++++ MATERIAL

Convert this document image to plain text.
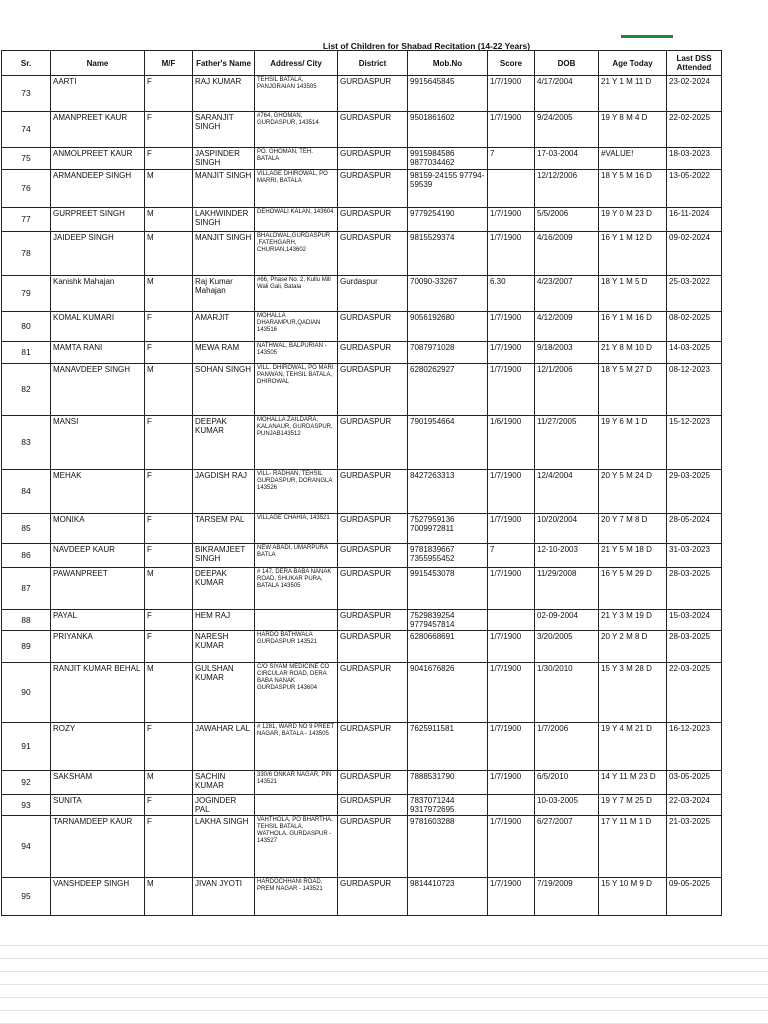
List of Children for Shabad Recitation (14-22 Years)
Sr.	Name	M/F	Father's Name	Address/ City	District	Mob.No	Score	DOB	Age Today	Last DSS Attended
73	AARTI	F	RAJ KUMAR	TEHSIL BATALA, PANJGRAIAN 143505	GURDASPUR	9915645845	1/7/1900	4/17/2004	21 Y 1 M 11 D	23-02-2024
74	AMANPREET KAUR	F	SARANJIT SINGH	#764, GHOMAN, GURDASPUR, 143514	GURDASPUR	9501861602	1/7/1900	9/24/2005	19 Y 8 M 4 D	22-02-2025
75	ANMOLPREET KAUR	F	JASPINDER SINGH	PO. GHOMAN, TEH. BATALA	GURDASPUR	9915984586 9877034462	7	17-03-2004	#VALUE!	18-03-2023
76	ARMANDEEP SINGH	M	MANJIT SINGH	VILLAGE DHIROWAL, PO MARRI, BATALA	GURDASPUR	98159-24155 97794-59539		12/12/2006	18 Y 5 M 16 D	13-05-2022
77	GURPREET SINGH	M	LAKHWINDER SINGH	DEHOWALI KALAN, 143604	GURDASPUR	9779254190	1/7/1900	5/5/2006	19 Y 0 M 23 D	16-11-2024
78	JAIDEEP SINGH	M	MANJIT SINGH	BHALOWAL,GURDASPUR ,FATEHGARH, CHURIAN,143602	GURDASPUR	9815529374	1/7/1900	4/16/2009	16 Y 1 M 12 D	09-02-2024
79	Kanishk Mahajan	M	Raj Kumar Mahajan	#66, Phase No. 2, Kullu Mill Wali Gali, Batala	Gurdaspur	70090-33267	6.30	4/23/2007	18 Y 1 M 5 D	25-03-2022
80	KOMAL KUMARI	F	AMARJIT	MOHALLA DHARAMPUR,QADIAN 143516	GURDASPUR	9056192680	1/7/1900	4/12/2009	16 Y 1 M 16 D	08-02-2025
81	MAMTA RANI	F	MEWA RAM	NATHWAL, BALPURIAN - 143505	GURDASPUR	7087971028	1/7/1900	9/18/2003	21 Y 8 M 10 D	14-03-2025
82	MANAVDEEP SINGH	M	SOHAN SINGH	VILL. DHIROWAL, PO MARI PANWAN, TEHSIL BATALA, DHIROWAL	GURDASPUR	6280262927	1/7/1900	12/1/2006	18 Y 5 M 27 D	08-12-2023
83	MANSI	F	DEEPAK KUMAR	MOHALLA ZAILDARA, KALANAUR, GURDASPUR, PUNJAB143512	GURDASPUR	7901954664	1/6/1900	11/27/2005	19 Y 6 M 1 D	15-12-2023
84	MEHAK	F	JAGDISH RAJ	VILL- RADHAN, TEHSIL GURDASPUR, DORANGLA 143526	GURDASPUR	8427263313	1/7/1900	12/4/2004	20 Y 5 M 24 D	29-03-2025
85	MONIKA	F	TARSEM PAL	VILLAGE CHAHIA, 143521	GURDASPUR	7527959136 7009972811	1/7/1900	10/20/2004	20 Y 7 M 8 D	28-05-2024
86	NAVDEEP KAUR	F	BIKRAMJEET SINGH	NEW ABADI, UMARPURA BATLA	GURDASPUR	9781839667 7355955452	7	12-10-2003	21 Y 5 M 18 D	31-03-2023
87	PAWANPREET	M	DEEPAK KUMAR	# 147, DERA BABA NANAK ROAD, SHUKAR PURA, BATALA 143505	GURDASPUR	9915453078	1/7/1900	11/29/2008	16 Y 5 M 29 D	28-03-2025
88	PAYAL	F	HEM RAJ		GURDASPUR	7529839254 9779457814		02-09-2004	21 Y 3 M 19 D	15-03-2024
89	PRIYANKA	F	NARESH KUMAR	HARDO BATHWALA GURDASPUR 143521	GURDASPUR	6280668691	1/7/1900	3/20/2005	20 Y 2 M 8 D	28-03-2025
90	RANJIT KUMAR BEHAL	M	GULSHAN KUMAR	C/O SIYAM MEDICINE CO CIRCULAR ROAD, DERA BABA NANAK GURDASPUR 143604	GURDASPUR	9041676826	1/7/1900	1/30/2010	15 Y 3 M 28 D	22-03-2025
91	ROZY	F	JAWAHAR LAL	# 1281, WARD NO 9 PREET NAGAR, BATALA - 143505	GURDASPUR	7625911581	1/7/1900	1/7/2006	19 Y 4 M 21 D	16-12-2023
92	SAKSHAM	M	SACHIN KUMAR	330/6 ONKAR NAGAR, PIN 143521	GURDASPUR	7888531790	1/7/1900	6/5/2010	14 Y 11 M 23 D	03-05-2025
93	SUNITA	F	JOGINDER PAL		GURDASPUR	7837071244 9317972695		10-03-2005	19 Y 7 M 25 D	22-03-2024
94	TARNAMDEEP KAUR	F	LAKHA SINGH	VAHTHOLA, PO BHARTHA, TEHSIL BATALA, WATHOLA, GURDASPUR - 143527	GURDASPUR	9781603288	1/7/1900	6/27/2007	17 Y 11 M 1 D	21-03-2025
95	VANSHDEEP SINGH	M	JIVAN JYOTI	HARDOCHHANI ROAD, PREM NAGAR - 143521	GURDASPUR	9814410723	1/7/1900	7/19/2009	15 Y 10 M 9 D	09-05-2025
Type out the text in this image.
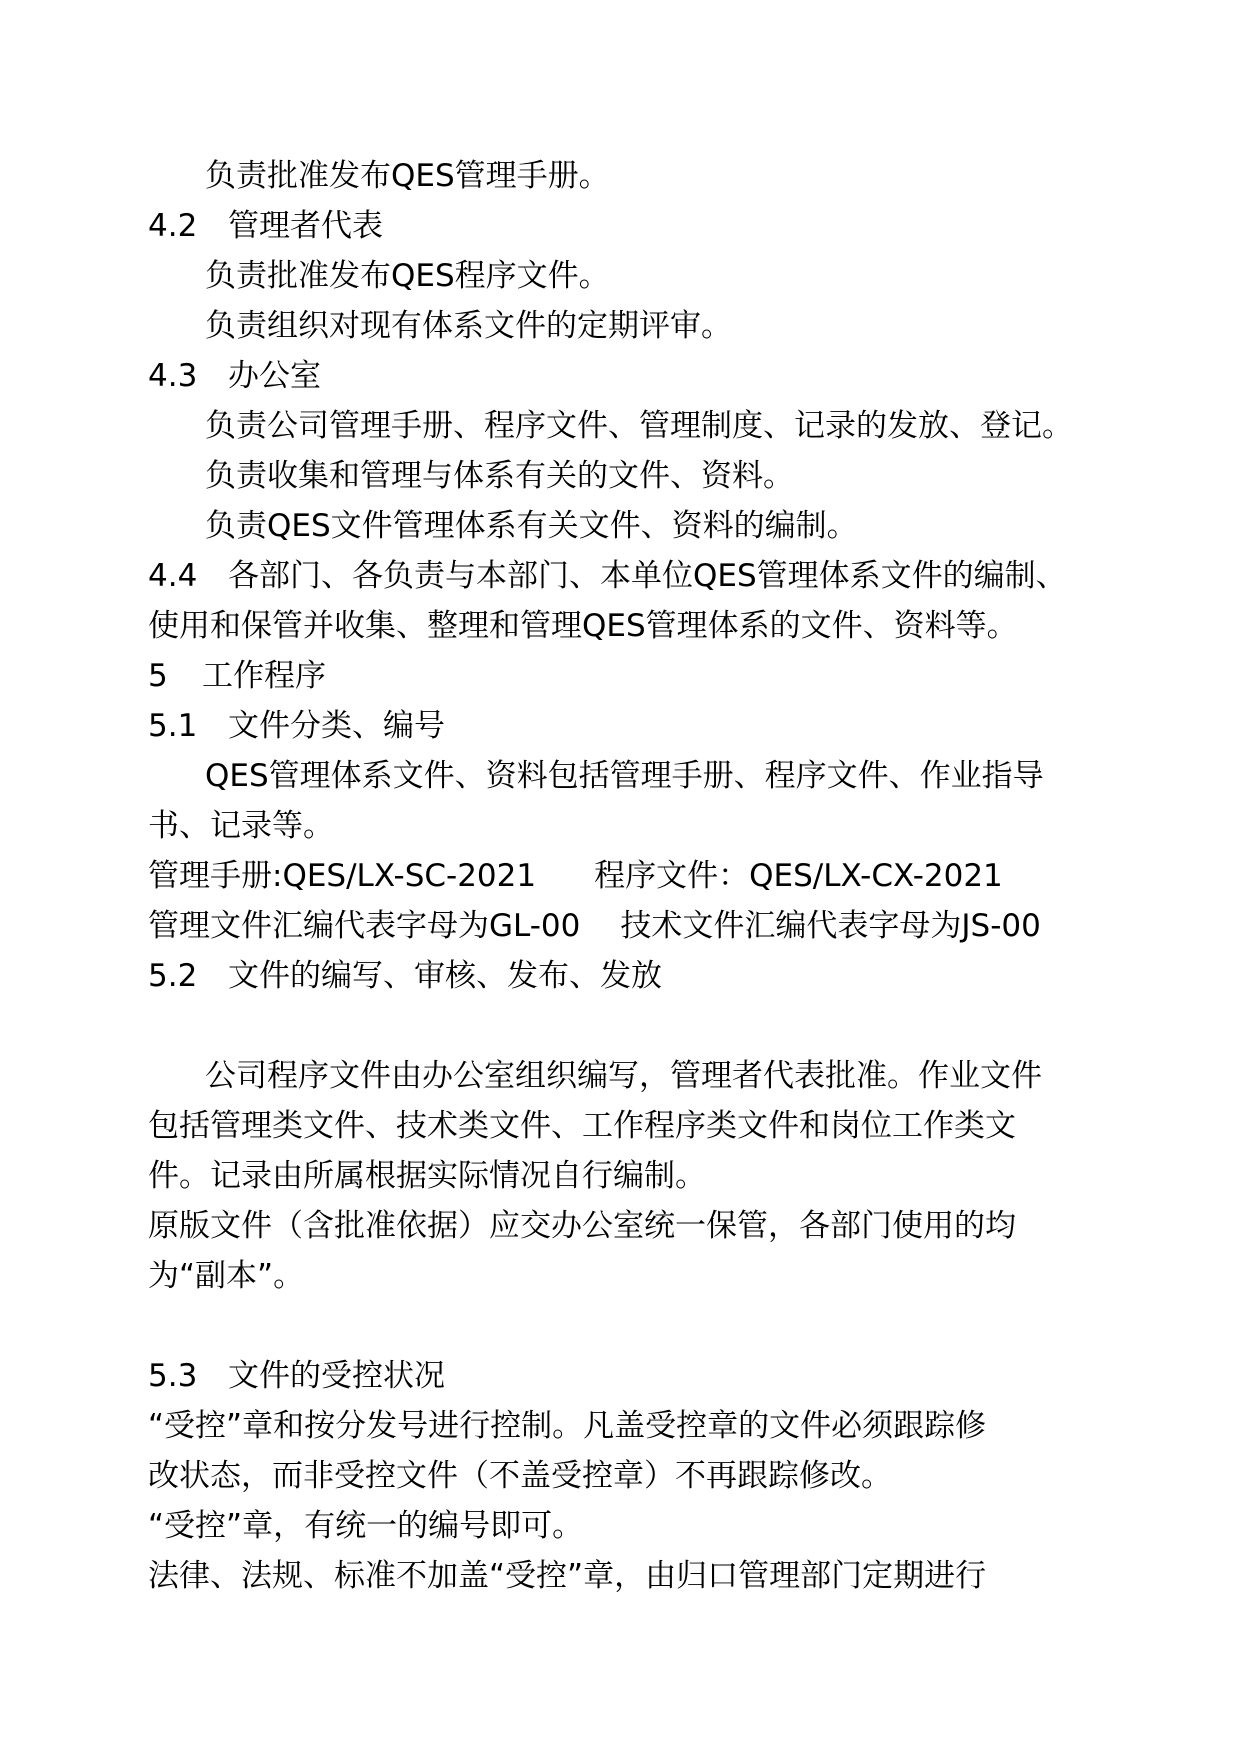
负责批准发布QES管理手册。
4.2 管理者代表
负责批准发布QES程序文件。
负责组织对现有体系文件的定期评审。
4.3 办公室
负责公司管理手册、程序文件、管理制度、记录的发放、登记。
负责收集和管理与体系有关的文件、资料。
负责QES文件管理体系有关文件、资料的编制。
4.4 各部门、各负责与本部门、本单位QES管理体系文件的编制、
使用和保管并收集、整理和管理QES管理体系的文件、资料等。
5 工作程序
5.1 文件分类、编号
QES管理体系文件、资料包括管理手册、程序文件、作业指导
书、记录等。
管理手册:QES/LX-SC-2021 程序文件：QES/LX-CX-2021
管理文件汇编代表字母为GL-00 技术文件汇编代表字母为JS-00
5.2 文件的编写、审核、发布、发放
公司程序文件由办公室组织编写，管理者代表批准。作业文件
包括管理类文件、技术类文件、工作程序类文件和岗位工作类文
件。记录由所属根据实际情况自行编制。
原版文件（含批准依据）应交办公室统一保管，各部门使用的均
为“副本”。
5.3 文件的受控状况
“受控”章和按分发号进行控制。凡盖受控章的文件必须跟踪修
改状态，而非受控文件（不盖受控章）不再跟踪修改。
“受控”章，有统一的编号即可。
法律、法规、标准不加盖“受控”章，由归口管理部门定期进行
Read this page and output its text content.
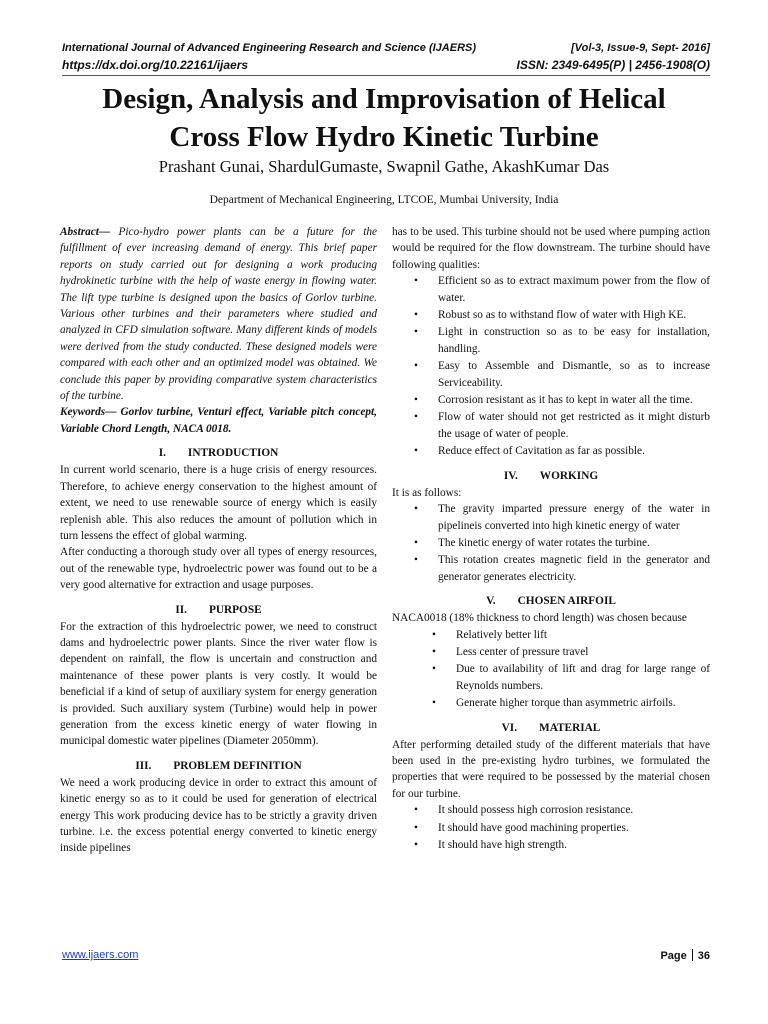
International Journal of Advanced Engineering Research and Science (IJAERS)	[Vol-3, Issue-9, Sept- 2016]
https://dx.doi.org/10.22161/ijaers	ISSN: 2349-6495(P) | 2456-1908(O)
Design, Analysis and Improvisation of Helical
Cross Flow Hydro Kinetic Turbine
Prashant Gunai, ShardulGumaste, Swapnil Gathe, AkashKumar Das
Department of Mechanical Engineering, LTCOE, Mumbai University, India

Abstract— Pico-hydro power plants can be a future for the fulfillment of ever increasing demand of energy. This brief paper reports on study carried out for designing a work producing hydrokinetic turbine with the help of waste energy in flowing water. The lift type turbine is designed upon the basics of Gorlov turbine. Various other turbines and their parameters where studied and analyzed in CFD simulation software. Many different kinds of models were derived from the study conducted. These designed models were compared with each other and an optimized model was obtained. We conclude this paper by providing comparative system characteristics of the turbine.

Keywords— Gorlov turbine, Venturi effect, Variable pitch concept, Variable Chord Length, NACA 0018.

I. INTRODUCTION

In current world scenario, there is a huge crisis of energy resources. Therefore, to achieve energy conservation to the highest amount of extent, we need to use renewable source of energy which is easily replenish able. This also reduces the amount of pollution which in turn lessens the effect of global warming.

After conducting a thorough study over all types of energy resources, out of the renewable type, hydroelectric power was found out to be a very good alternative for extraction and usage purposes.

II. PURPOSE

For the extraction of this hydroelectric power, we need to construct dams and hydroelectric power plants. Since the river water flow is dependent on rainfall, the flow is uncertain and construction and maintenance of these power plants is very costly. It would be beneficial if a kind of setup of auxiliary system for energy generation is provided. Such auxiliary system (Turbine) would help in power generation from the excess kinetic energy of water flowing in municipal domestic water pipelines (Diameter 2050mm).

III. PROBLEM DEFINITION

We need a work producing device in order to extract this amount of kinetic energy so as to it could be used for generation of electrical energy This work producing device has to be strictly a gravity driven turbine. i.e. the excess potential energy converted to kinetic energy inside pipelines

has to be used. This turbine should not be used where pumping action would be required for the flow downstream. The turbine should have following qualities:

• Efficient so as to extract maximum power from the flow of water.
• Robust so as to withstand flow of water with High KE.
• Light in construction so as to be easy for installation, handling.
• Easy to Assemble and Dismantle, so as to increase Serviceability.
• Corrosion resistant as it has to kept in water all the time.
• Flow of water should not get restricted as it might disturb the usage of water of people.
• Reduce effect of Cavitation as far as possible.

IV. WORKING

It is as follows:

• The gravity imparted pressure energy of the water in pipelineis converted into high kinetic energy of water
• The kinetic energy of water rotates the turbine.
• This rotation creates magnetic field in the generator and generator generates electricity.

V. CHOSEN AIRFOIL

NACA0018 (18% thickness to chord length) was chosen because

• Relatively better lift
• Less center of pressure travel
• Due to availability of lift and drag for large range of Reynolds numbers.
• Generate higher torque than asymmetric airfoils.

VI. MATERIAL

After performing detailed study of the different materials that have been used in the pre-existing hydro turbines, we formulated the properties that were required to be possessed by the material chosen for our turbine.

• It should possess high corrosion resistance.
• It should have good machining properties.
• It should have high strength.
www.ijaers.com	Page 36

++++++++

**EXERCISE TASK**
Find each line holding "DERA". Copy it out.

**RESULT**
87	PAWANPREET	M	DEEPAK KUMAR	# 147, DERA BABA NANAK ROAD, SHUKAR PURA, BATALA 143505	GURDASPUR	9915453078	1/7/1900	11/29/2008	16 Y 5 M 29 D	28-03-2025
90	RANJIT KUMAR BEHAL	M	GULSHAN KUMAR	C/O SIYAM MEDICINE CO CIRCULAR ROAD, DERA BABA NANAK GURDASPUR 143604	GURDASPUR	9041676826	1/7/1900	1/30/2010	15 Y 3 M 28 D	22-03-2025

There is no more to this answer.